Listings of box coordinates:
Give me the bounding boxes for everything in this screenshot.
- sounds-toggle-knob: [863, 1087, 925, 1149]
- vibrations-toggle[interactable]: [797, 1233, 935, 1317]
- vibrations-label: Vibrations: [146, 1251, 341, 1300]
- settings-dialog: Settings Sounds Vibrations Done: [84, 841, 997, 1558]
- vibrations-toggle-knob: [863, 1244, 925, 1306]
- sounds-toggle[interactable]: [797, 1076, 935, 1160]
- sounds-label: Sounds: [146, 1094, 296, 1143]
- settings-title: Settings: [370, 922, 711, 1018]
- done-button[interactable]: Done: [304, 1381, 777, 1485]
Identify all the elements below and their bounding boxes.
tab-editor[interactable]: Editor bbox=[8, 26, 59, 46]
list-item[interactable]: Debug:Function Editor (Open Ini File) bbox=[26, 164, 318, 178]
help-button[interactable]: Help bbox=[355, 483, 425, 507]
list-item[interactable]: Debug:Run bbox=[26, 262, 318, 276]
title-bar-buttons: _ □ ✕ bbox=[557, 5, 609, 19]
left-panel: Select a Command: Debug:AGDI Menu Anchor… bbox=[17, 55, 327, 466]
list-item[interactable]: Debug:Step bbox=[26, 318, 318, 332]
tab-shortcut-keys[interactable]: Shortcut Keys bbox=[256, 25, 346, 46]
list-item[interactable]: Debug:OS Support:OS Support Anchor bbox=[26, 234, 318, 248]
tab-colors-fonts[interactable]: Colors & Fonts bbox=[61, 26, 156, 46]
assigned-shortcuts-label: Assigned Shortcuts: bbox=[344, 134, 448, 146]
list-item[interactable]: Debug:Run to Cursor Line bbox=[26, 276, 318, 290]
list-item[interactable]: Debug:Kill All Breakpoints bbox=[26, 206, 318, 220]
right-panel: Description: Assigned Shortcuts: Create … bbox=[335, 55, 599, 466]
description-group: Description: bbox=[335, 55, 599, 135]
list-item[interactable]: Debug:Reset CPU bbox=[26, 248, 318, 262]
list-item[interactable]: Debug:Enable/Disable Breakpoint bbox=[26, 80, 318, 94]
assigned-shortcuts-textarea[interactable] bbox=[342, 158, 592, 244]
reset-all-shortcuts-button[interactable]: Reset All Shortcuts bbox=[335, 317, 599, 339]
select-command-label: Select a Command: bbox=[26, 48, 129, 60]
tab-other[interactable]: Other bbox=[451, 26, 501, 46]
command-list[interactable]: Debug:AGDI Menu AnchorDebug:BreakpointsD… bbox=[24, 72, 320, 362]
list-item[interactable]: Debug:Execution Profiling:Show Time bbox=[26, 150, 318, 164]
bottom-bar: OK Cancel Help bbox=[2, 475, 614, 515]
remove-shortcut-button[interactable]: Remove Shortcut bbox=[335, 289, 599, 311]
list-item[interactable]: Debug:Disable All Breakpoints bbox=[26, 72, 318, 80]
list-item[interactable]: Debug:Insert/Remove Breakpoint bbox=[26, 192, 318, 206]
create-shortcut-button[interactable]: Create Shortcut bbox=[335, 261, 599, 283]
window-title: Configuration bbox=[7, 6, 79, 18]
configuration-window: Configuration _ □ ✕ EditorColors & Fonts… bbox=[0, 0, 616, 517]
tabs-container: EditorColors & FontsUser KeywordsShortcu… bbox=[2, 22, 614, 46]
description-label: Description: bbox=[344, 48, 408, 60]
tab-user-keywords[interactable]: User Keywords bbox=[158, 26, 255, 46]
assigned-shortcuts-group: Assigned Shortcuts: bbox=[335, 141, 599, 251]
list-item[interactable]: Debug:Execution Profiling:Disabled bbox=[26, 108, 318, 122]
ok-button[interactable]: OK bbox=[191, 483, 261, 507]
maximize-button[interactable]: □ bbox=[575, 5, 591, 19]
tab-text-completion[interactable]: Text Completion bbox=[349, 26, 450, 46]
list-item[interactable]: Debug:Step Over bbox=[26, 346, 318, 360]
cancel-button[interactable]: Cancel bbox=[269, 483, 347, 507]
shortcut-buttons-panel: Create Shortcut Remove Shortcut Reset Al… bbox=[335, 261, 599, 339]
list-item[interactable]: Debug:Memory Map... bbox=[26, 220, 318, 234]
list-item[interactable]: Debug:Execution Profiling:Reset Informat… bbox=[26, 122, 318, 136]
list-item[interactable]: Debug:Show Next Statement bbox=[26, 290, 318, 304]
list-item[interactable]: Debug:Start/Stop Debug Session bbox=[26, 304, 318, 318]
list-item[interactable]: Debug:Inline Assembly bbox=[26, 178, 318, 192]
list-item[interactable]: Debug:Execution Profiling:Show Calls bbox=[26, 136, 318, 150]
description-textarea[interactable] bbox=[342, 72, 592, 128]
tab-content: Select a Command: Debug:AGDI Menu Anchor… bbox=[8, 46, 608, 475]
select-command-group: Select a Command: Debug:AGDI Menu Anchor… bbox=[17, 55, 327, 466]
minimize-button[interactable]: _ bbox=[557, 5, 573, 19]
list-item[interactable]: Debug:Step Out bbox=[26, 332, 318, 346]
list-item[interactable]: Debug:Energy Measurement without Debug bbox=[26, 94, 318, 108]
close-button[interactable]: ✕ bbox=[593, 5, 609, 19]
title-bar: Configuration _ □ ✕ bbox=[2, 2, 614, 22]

▶ _Work to be completed_
Reproduce every line of the records above without any change.

▶ _Exercise solution_
Give me the bounding boxes for everything in this screenshot.
- sounds-toggle-knob: [863, 1087, 925, 1149]
- vibrations-toggle[interactable]: [797, 1233, 935, 1317]
- vibrations-label: Vibrations: [146, 1251, 341, 1300]
- settings-dialog: Settings Sounds Vibrations Done: [84, 841, 997, 1558]
- vibrations-toggle-knob: [863, 1244, 925, 1306]
- sounds-toggle[interactable]: [797, 1076, 935, 1160]
- sounds-label: Sounds: [146, 1094, 296, 1143]
- settings-title: Settings: [370, 922, 711, 1018]
- done-button[interactable]: Done: [304, 1381, 777, 1485]
Identify all the elements below and their bounding boxes.
tab-editor[interactable]: Editor bbox=[8, 26, 59, 46]
list-item[interactable]: Debug:Function Editor (Open Ini File) bbox=[26, 164, 318, 178]
help-button[interactable]: Help bbox=[355, 483, 425, 507]
list-item[interactable]: Debug:Run bbox=[26, 262, 318, 276]
title-bar-buttons: _ □ ✕ bbox=[557, 5, 609, 19]
left-panel: Select a Command: Debug:AGDI Menu Anchor… bbox=[17, 55, 327, 466]
list-item[interactable]: Debug:Step bbox=[26, 318, 318, 332]
tab-shortcut-keys[interactable]: Shortcut Keys bbox=[256, 25, 346, 46]
list-item[interactable]: Debug:OS Support:OS Support Anchor bbox=[26, 234, 318, 248]
tab-colors-fonts[interactable]: Colors & Fonts bbox=[61, 26, 156, 46]
assigned-shortcuts-label: Assigned Shortcuts: bbox=[344, 134, 448, 146]
list-item[interactable]: Debug:Run to Cursor Line bbox=[26, 276, 318, 290]
list-item[interactable]: Debug:Kill All Breakpoints bbox=[26, 206, 318, 220]
right-panel: Description: Assigned Shortcuts: Create … bbox=[335, 55, 599, 466]
description-group: Description: bbox=[335, 55, 599, 135]
list-item[interactable]: Debug:Reset CPU bbox=[26, 248, 318, 262]
list-item[interactable]: Debug:Enable/Disable Breakpoint bbox=[26, 80, 318, 94]
assigned-shortcuts-textarea[interactable] bbox=[342, 158, 592, 244]
reset-all-shortcuts-button[interactable]: Reset All Shortcuts bbox=[335, 317, 599, 339]
select-command-label: Select a Command: bbox=[26, 48, 129, 60]
tab-other[interactable]: Other bbox=[451, 26, 501, 46]
command-list[interactable]: Debug:AGDI Menu AnchorDebug:BreakpointsD… bbox=[24, 72, 320, 362]
list-item[interactable]: Debug:Execution Profiling:Show Time bbox=[26, 150, 318, 164]
bottom-bar: OK Cancel Help bbox=[2, 475, 614, 515]
remove-shortcut-button[interactable]: Remove Shortcut bbox=[335, 289, 599, 311]
list-item[interactable]: Debug:Disable All Breakpoints bbox=[26, 72, 318, 80]
list-item[interactable]: Debug:Insert/Remove Breakpoint bbox=[26, 192, 318, 206]
create-shortcut-button[interactable]: Create Shortcut bbox=[335, 261, 599, 283]
window-title: Configuration bbox=[7, 6, 79, 18]
configuration-window: Configuration _ □ ✕ EditorColors & Fonts… bbox=[0, 0, 616, 517]
tabs-container: EditorColors & FontsUser KeywordsShortcu… bbox=[2, 22, 614, 46]
description-label: Description: bbox=[344, 48, 408, 60]
tab-user-keywords[interactable]: User Keywords bbox=[158, 26, 255, 46]
assigned-shortcuts-group: Assigned Shortcuts: bbox=[335, 141, 599, 251]
list-item[interactable]: Debug:Execution Profiling:Disabled bbox=[26, 108, 318, 122]
ok-button[interactable]: OK bbox=[191, 483, 261, 507]
maximize-button[interactable]: □ bbox=[575, 5, 591, 19]
tab-text-completion[interactable]: Text Completion bbox=[349, 26, 450, 46]
list-item[interactable]: Debug:Step Over bbox=[26, 346, 318, 360]
cancel-button[interactable]: Cancel bbox=[269, 483, 347, 507]
shortcut-buttons-panel: Create Shortcut Remove Shortcut Reset Al… bbox=[335, 261, 599, 339]
list-item[interactable]: Debug:Memory Map... bbox=[26, 220, 318, 234]
list-item[interactable]: Debug:Execution Profiling:Reset Informat… bbox=[26, 122, 318, 136]
list-item[interactable]: Debug:Show Next Statement bbox=[26, 290, 318, 304]
list-item[interactable]: Debug:Start/Stop Debug Session bbox=[26, 304, 318, 318]
list-item[interactable]: Debug:Inline Assembly bbox=[26, 178, 318, 192]
list-item[interactable]: Debug:Execution Profiling:Show Calls bbox=[26, 136, 318, 150]
description-textarea[interactable] bbox=[342, 72, 592, 128]
tab-content: Select a Command: Debug:AGDI Menu Anchor… bbox=[8, 46, 608, 475]
select-command-group: Select a Command: Debug:AGDI Menu Anchor… bbox=[17, 55, 327, 466]
minimize-button[interactable]: _ bbox=[557, 5, 573, 19]
list-item[interactable]: Debug:Step Out bbox=[26, 332, 318, 346]
list-item[interactable]: Debug:Energy Measurement without Debug bbox=[26, 94, 318, 108]
close-button[interactable]: ✕ bbox=[593, 5, 609, 19]
title-bar: Configuration _ □ ✕ bbox=[2, 2, 614, 22]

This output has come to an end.